_Task_
Gather the lines from the material that contain "this".

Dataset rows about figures
***

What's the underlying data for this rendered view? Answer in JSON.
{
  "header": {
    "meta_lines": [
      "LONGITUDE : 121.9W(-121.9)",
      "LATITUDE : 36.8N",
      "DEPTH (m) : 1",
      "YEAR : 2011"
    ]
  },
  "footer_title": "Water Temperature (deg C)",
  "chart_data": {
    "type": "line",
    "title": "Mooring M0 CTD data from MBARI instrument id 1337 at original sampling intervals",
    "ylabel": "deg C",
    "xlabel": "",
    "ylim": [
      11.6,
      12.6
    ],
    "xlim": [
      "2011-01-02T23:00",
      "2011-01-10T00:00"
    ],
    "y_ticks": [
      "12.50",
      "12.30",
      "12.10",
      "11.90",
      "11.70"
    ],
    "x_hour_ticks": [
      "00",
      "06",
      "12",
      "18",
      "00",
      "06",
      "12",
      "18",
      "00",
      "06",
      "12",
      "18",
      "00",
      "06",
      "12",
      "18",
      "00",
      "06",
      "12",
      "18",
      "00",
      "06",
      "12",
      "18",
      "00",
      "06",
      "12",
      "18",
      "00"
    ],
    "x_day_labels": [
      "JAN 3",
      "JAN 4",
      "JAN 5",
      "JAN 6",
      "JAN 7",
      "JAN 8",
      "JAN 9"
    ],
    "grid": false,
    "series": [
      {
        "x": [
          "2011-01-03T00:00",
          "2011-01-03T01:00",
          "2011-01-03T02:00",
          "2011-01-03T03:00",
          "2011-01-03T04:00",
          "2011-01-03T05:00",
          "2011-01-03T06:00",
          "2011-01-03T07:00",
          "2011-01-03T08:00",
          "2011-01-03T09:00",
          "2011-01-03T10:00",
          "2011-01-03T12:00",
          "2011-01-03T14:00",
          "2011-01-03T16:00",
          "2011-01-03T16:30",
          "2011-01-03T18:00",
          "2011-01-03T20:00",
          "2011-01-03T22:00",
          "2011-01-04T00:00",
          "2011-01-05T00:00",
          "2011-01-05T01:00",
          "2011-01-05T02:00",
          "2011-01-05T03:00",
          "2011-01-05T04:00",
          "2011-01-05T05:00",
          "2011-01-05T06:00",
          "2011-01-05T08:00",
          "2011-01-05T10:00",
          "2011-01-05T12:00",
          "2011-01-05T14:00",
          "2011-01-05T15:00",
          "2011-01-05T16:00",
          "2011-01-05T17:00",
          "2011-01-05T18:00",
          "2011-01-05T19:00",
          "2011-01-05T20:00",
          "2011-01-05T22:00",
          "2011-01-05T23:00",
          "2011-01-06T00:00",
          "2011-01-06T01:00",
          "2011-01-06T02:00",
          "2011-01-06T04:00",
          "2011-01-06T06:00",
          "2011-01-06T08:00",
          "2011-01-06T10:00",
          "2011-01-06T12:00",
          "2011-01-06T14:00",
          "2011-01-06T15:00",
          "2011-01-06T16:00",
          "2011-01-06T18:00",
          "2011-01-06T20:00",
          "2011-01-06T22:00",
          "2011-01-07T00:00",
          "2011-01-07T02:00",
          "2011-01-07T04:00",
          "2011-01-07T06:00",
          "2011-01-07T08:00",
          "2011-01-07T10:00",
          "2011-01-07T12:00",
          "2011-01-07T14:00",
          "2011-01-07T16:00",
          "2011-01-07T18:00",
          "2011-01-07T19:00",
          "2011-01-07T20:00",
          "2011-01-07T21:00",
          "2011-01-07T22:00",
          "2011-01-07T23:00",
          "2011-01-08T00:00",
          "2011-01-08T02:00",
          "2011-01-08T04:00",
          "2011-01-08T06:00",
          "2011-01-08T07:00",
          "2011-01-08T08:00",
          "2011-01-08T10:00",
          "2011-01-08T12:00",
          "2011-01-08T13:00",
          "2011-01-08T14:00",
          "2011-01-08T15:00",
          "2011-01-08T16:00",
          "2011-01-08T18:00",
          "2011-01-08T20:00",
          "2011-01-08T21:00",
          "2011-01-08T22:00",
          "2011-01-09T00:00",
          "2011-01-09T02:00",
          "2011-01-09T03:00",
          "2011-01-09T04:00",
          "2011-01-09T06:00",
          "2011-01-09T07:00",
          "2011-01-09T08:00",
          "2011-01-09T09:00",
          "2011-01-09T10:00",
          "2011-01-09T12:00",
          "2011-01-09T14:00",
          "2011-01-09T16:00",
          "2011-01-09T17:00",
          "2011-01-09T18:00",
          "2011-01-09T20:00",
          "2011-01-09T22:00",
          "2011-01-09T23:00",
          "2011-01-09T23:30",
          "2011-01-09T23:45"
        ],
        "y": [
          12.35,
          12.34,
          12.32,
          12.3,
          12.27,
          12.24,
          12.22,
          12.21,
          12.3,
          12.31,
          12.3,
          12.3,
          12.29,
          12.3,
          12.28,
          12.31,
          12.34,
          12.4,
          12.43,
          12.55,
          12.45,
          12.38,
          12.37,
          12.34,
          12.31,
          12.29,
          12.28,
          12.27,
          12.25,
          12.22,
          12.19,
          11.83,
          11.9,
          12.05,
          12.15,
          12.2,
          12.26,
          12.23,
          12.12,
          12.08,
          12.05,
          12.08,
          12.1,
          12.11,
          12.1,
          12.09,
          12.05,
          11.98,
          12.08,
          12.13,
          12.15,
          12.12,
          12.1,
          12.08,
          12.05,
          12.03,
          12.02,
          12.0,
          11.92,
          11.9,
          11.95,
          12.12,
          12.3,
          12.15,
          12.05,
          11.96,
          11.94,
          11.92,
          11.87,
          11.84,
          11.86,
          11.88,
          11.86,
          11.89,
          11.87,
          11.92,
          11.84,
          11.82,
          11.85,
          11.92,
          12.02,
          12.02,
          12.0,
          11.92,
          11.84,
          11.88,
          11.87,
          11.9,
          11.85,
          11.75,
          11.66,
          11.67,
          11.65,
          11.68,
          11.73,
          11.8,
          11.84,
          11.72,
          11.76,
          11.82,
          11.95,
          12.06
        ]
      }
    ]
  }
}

***

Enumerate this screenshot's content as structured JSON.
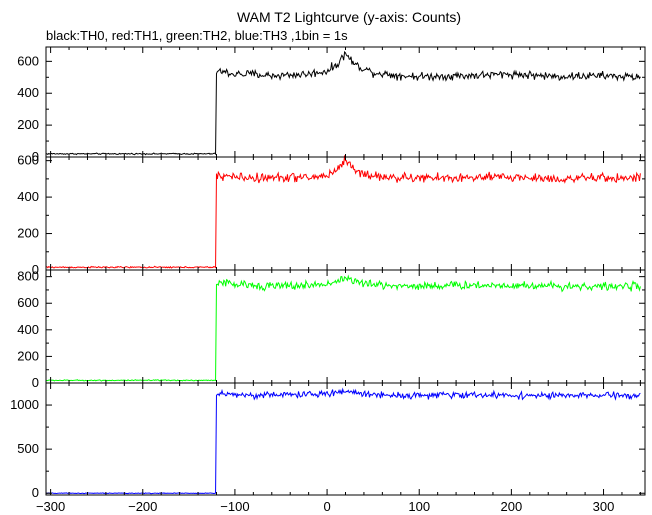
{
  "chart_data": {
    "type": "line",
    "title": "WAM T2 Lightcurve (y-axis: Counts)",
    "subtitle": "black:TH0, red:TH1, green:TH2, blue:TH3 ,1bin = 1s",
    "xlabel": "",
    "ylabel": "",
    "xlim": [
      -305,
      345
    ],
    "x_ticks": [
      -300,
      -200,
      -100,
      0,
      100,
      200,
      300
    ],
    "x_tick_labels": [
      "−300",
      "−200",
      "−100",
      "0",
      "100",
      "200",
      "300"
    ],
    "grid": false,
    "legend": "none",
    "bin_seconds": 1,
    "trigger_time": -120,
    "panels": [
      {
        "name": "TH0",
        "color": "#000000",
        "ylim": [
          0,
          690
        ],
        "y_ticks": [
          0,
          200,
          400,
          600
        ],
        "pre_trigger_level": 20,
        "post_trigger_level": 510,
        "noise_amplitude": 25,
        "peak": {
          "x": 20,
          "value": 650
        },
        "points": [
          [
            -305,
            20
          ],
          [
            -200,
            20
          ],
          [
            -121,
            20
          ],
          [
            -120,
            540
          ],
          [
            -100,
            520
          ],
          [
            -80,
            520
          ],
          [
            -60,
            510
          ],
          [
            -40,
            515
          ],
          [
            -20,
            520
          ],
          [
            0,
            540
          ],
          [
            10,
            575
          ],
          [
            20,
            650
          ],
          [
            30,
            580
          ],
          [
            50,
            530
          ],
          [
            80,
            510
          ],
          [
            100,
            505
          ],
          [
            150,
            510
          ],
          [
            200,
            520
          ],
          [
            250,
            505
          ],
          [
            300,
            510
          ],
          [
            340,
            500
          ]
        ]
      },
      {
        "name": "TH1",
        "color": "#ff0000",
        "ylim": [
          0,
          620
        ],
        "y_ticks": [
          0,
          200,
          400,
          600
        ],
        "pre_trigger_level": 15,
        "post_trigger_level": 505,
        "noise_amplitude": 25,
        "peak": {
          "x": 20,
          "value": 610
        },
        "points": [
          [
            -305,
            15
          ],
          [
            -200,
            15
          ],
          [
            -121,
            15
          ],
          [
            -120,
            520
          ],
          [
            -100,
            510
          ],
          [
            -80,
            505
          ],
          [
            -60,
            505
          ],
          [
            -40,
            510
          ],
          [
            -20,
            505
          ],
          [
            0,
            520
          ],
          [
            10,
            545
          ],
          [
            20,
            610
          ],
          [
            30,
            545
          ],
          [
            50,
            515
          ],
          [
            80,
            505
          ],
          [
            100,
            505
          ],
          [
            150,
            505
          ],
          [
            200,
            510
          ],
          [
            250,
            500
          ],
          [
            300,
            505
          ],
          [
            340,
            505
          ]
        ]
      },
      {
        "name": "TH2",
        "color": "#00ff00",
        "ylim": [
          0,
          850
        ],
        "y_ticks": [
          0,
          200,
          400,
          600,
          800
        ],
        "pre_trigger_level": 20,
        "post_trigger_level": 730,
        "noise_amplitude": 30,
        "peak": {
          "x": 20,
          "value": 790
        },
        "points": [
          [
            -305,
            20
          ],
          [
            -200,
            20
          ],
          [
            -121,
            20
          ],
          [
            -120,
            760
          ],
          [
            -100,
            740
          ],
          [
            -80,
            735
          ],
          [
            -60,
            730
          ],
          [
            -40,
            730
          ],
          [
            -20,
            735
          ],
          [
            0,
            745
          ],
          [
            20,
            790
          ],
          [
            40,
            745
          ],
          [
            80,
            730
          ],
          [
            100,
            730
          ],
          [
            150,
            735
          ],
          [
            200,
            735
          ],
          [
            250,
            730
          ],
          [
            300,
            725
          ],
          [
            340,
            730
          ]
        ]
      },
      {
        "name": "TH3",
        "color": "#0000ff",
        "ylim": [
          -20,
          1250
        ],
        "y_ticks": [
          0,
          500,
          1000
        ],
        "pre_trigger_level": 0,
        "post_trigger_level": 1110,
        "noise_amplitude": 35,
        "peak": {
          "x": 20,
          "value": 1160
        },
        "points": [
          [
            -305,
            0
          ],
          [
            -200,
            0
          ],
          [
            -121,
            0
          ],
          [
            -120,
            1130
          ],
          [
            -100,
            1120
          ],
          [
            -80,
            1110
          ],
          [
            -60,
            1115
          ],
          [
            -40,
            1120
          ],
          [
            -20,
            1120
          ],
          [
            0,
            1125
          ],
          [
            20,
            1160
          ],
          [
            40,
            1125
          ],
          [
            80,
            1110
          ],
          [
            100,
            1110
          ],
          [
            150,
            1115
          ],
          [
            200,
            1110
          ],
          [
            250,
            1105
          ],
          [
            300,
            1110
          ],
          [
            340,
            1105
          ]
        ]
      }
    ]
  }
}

***

_Correct output_
What's the underlying data for this rendered view? Answer in JSON.
Enumerate this screenshot's content as structured JSON.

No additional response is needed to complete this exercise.